* Dataset entries *
— begin —
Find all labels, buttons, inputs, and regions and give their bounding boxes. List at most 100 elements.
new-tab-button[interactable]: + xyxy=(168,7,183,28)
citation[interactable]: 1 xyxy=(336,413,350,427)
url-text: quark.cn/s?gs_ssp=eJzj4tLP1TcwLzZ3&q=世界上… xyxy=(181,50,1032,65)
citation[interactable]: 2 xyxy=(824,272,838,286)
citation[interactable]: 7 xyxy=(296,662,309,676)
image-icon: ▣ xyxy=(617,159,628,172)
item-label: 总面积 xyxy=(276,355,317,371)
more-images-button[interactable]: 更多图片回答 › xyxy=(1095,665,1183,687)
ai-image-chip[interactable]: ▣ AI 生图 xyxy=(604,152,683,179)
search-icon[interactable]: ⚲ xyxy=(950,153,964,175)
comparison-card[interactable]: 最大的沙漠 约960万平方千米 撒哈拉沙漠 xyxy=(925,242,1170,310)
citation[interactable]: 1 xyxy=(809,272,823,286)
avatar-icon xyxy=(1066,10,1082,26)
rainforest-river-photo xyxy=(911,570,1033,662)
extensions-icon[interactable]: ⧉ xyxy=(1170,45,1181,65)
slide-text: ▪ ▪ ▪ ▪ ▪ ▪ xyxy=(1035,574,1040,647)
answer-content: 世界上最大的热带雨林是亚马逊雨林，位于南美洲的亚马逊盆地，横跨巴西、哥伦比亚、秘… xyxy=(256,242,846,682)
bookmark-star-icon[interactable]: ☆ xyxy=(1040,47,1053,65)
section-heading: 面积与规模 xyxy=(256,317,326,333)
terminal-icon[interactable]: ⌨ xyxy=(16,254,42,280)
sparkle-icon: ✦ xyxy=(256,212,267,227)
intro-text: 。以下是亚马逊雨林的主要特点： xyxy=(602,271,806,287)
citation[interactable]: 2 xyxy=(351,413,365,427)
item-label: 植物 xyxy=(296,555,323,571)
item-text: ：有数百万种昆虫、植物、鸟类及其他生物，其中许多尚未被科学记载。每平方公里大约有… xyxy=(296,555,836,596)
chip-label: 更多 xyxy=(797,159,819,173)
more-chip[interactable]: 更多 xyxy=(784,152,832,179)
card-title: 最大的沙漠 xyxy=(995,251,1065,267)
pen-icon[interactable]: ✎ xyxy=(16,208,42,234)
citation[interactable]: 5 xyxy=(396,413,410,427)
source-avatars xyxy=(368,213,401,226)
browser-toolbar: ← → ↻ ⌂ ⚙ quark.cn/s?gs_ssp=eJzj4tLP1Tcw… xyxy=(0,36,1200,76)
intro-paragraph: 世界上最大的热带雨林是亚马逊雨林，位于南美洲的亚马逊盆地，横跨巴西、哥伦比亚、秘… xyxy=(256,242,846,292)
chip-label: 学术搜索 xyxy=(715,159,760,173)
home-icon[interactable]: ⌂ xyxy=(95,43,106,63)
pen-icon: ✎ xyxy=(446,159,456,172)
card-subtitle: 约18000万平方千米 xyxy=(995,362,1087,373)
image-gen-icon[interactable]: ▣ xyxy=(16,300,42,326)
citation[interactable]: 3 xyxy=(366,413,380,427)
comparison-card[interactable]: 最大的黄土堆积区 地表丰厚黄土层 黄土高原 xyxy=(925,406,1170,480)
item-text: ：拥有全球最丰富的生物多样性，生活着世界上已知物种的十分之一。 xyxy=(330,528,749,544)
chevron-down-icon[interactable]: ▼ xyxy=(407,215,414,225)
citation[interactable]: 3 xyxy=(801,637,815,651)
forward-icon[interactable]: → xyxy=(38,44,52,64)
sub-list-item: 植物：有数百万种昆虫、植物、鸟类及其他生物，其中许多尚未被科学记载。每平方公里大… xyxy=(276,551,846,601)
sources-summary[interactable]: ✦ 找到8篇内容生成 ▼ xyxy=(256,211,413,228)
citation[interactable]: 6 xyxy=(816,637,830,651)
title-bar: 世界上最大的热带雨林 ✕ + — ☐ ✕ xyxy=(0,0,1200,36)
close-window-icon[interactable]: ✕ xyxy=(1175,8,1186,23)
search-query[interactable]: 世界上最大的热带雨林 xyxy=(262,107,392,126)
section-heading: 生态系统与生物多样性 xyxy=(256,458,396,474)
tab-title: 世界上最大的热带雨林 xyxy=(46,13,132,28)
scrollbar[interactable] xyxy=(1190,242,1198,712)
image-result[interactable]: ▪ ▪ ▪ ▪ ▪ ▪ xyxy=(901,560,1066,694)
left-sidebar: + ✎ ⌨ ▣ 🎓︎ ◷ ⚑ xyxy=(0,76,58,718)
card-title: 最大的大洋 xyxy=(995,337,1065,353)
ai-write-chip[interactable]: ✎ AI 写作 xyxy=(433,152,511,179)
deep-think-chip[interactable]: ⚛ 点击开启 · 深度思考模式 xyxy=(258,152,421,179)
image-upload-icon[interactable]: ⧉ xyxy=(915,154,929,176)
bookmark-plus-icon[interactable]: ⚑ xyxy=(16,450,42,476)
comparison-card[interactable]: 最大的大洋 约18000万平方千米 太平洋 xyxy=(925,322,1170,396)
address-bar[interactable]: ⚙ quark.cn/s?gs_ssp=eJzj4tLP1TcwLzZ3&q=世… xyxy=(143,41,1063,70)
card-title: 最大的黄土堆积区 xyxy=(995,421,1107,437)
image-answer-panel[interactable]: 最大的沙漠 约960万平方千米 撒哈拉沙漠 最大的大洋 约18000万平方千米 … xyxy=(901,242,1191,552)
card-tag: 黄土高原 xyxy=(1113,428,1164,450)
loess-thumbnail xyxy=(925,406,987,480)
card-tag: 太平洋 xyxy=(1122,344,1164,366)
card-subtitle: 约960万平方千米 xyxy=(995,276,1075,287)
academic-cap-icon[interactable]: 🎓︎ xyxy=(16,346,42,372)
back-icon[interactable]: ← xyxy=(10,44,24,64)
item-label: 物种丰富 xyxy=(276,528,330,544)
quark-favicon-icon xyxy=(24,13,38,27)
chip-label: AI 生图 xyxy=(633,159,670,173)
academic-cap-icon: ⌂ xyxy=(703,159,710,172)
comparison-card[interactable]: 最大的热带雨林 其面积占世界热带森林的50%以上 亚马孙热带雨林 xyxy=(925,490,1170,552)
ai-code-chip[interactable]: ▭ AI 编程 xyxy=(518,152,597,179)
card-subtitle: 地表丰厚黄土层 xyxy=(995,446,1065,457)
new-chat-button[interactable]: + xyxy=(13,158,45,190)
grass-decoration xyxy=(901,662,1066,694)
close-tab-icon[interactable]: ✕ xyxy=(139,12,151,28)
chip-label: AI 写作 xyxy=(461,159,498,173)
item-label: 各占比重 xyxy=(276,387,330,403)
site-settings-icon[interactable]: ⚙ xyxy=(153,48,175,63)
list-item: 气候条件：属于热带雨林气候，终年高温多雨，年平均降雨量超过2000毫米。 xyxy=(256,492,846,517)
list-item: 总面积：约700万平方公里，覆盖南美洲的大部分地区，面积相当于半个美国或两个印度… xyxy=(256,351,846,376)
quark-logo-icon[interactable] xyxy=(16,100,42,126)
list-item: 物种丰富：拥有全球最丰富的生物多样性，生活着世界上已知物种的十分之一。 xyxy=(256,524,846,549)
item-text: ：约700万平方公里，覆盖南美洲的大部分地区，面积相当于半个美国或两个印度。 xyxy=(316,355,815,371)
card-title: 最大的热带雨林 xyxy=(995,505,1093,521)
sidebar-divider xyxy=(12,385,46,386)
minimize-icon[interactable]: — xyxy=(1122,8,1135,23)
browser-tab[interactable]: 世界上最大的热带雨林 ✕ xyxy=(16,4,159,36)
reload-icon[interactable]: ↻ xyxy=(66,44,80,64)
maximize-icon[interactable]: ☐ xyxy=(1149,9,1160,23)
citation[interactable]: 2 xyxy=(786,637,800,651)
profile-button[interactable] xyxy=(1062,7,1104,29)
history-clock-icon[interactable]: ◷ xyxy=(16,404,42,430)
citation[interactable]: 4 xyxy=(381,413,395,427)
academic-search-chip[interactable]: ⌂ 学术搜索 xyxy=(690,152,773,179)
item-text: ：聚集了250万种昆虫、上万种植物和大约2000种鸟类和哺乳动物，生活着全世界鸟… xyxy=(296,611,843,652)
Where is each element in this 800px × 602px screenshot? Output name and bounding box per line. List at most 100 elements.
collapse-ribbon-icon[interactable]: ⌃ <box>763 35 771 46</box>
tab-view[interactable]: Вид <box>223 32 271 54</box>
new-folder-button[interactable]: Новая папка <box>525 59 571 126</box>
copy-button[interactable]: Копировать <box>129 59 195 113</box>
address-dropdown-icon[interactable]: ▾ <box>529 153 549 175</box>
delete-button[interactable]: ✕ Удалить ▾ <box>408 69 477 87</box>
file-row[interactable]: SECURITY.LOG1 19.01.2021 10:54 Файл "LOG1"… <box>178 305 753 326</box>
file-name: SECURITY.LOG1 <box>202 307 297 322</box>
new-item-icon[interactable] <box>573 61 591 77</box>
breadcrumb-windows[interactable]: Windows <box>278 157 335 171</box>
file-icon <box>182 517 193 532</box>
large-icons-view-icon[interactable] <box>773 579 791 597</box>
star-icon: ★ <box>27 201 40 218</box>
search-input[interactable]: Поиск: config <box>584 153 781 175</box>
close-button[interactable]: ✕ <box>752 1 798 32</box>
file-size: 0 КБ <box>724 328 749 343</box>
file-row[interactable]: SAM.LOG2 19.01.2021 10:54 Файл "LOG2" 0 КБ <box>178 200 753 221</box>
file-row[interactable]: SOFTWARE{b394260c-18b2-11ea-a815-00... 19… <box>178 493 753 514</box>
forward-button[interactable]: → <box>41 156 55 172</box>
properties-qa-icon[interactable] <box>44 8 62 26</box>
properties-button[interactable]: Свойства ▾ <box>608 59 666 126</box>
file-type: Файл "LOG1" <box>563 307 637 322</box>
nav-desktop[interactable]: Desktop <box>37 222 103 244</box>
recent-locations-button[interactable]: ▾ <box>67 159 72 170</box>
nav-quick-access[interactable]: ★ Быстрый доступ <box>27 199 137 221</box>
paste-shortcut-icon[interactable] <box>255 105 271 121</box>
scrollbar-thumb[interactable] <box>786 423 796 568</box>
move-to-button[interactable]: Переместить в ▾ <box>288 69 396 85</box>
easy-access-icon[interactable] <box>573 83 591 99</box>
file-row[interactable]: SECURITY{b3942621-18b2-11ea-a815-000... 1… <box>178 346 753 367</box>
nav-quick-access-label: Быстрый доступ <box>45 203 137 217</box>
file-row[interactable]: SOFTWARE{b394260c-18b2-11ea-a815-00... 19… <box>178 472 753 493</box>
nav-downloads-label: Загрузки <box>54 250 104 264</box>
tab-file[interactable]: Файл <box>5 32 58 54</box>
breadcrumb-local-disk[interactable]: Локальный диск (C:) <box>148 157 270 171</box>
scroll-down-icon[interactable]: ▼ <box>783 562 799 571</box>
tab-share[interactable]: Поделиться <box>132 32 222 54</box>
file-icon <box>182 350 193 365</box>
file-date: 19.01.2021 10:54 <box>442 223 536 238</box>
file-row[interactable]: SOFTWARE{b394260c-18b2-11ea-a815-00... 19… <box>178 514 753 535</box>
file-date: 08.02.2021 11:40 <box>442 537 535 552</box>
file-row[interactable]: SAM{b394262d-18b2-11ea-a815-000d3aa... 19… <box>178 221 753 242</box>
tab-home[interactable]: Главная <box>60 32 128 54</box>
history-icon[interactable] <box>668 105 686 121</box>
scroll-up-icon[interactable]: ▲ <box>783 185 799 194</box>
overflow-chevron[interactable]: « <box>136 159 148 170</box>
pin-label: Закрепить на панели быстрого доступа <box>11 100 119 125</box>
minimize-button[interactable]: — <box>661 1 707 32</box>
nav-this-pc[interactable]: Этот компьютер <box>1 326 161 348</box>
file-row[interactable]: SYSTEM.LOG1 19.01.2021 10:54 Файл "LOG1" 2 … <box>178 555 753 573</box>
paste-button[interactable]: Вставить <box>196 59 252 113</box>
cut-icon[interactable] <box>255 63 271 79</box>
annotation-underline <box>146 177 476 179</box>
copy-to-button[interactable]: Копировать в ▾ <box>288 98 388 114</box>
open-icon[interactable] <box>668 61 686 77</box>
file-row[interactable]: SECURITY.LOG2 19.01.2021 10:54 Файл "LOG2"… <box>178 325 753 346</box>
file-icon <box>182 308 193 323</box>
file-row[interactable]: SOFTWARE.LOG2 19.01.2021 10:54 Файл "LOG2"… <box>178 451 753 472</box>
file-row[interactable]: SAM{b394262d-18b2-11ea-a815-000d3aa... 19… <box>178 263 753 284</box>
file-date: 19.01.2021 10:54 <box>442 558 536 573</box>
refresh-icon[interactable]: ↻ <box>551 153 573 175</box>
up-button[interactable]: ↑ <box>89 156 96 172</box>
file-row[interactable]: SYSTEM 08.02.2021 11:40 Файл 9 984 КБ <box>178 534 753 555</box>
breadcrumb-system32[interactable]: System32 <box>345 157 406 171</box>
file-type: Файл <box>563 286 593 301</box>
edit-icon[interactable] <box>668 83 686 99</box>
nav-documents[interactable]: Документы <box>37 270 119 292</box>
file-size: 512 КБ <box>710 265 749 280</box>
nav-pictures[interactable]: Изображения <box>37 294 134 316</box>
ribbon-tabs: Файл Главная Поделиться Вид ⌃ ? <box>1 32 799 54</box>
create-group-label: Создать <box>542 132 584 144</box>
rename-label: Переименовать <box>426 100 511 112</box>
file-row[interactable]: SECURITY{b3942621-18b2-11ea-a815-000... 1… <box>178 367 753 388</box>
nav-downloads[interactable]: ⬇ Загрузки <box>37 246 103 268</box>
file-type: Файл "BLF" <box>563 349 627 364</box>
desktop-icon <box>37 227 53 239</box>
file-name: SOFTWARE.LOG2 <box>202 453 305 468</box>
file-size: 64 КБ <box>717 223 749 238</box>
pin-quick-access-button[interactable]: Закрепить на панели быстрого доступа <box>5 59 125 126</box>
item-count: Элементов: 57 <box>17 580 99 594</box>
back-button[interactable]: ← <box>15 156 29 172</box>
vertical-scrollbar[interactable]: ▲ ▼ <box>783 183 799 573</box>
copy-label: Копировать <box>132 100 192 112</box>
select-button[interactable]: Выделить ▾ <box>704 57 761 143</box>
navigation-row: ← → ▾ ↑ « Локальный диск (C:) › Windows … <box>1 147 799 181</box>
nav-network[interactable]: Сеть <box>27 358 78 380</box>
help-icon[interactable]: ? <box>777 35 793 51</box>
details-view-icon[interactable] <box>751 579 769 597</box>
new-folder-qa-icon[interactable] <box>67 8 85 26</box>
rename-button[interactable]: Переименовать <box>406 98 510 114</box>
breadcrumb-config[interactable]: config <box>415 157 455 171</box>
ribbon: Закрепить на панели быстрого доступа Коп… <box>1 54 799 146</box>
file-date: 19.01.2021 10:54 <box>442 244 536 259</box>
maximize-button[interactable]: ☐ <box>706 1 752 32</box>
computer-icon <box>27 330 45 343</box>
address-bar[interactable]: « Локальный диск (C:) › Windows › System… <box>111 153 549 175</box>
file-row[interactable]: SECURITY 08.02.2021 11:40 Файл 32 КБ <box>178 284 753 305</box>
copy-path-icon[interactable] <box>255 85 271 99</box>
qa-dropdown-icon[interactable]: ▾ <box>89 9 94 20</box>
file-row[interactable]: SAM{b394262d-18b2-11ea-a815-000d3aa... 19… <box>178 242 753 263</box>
— end —
* TASK *
Repeat the lines from the start of the records through the line holding "sparkle-icon: ✦ xyxy=(256,212,267,227)", inclusive.

* CORRECT OUTPUT *
Find all labels, buttons, inputs, and regions and give their bounding boxes. List at most 100 elements.
new-tab-button[interactable]: + xyxy=(168,7,183,28)
citation[interactable]: 1 xyxy=(336,413,350,427)
url-text: quark.cn/s?gs_ssp=eJzj4tLP1TcwLzZ3&q=世界上… xyxy=(181,50,1032,65)
citation[interactable]: 2 xyxy=(824,272,838,286)
citation[interactable]: 7 xyxy=(296,662,309,676)
image-icon: ▣ xyxy=(617,159,628,172)
item-label: 总面积 xyxy=(276,355,317,371)
more-images-button[interactable]: 更多图片回答 › xyxy=(1095,665,1183,687)
ai-image-chip[interactable]: ▣ AI 生图 xyxy=(604,152,683,179)
search-icon[interactable]: ⚲ xyxy=(950,153,964,175)
comparison-card[interactable]: 最大的沙漠 约960万平方千米 撒哈拉沙漠 xyxy=(925,242,1170,310)
citation[interactable]: 1 xyxy=(809,272,823,286)
avatar-icon xyxy=(1066,10,1082,26)
rainforest-river-photo xyxy=(911,570,1033,662)
extensions-icon[interactable]: ⧉ xyxy=(1170,45,1181,65)
slide-text: ▪ ▪ ▪ ▪ ▪ ▪ xyxy=(1035,574,1040,647)
answer-content: 世界上最大的热带雨林是亚马逊雨林，位于南美洲的亚马逊盆地，横跨巴西、哥伦比亚、秘… xyxy=(256,242,846,682)
bookmark-star-icon[interactable]: ☆ xyxy=(1040,47,1053,65)
section-heading: 面积与规模 xyxy=(256,317,326,333)
terminal-icon[interactable]: ⌨ xyxy=(16,254,42,280)
sparkle-icon: ✦ xyxy=(256,212,267,227)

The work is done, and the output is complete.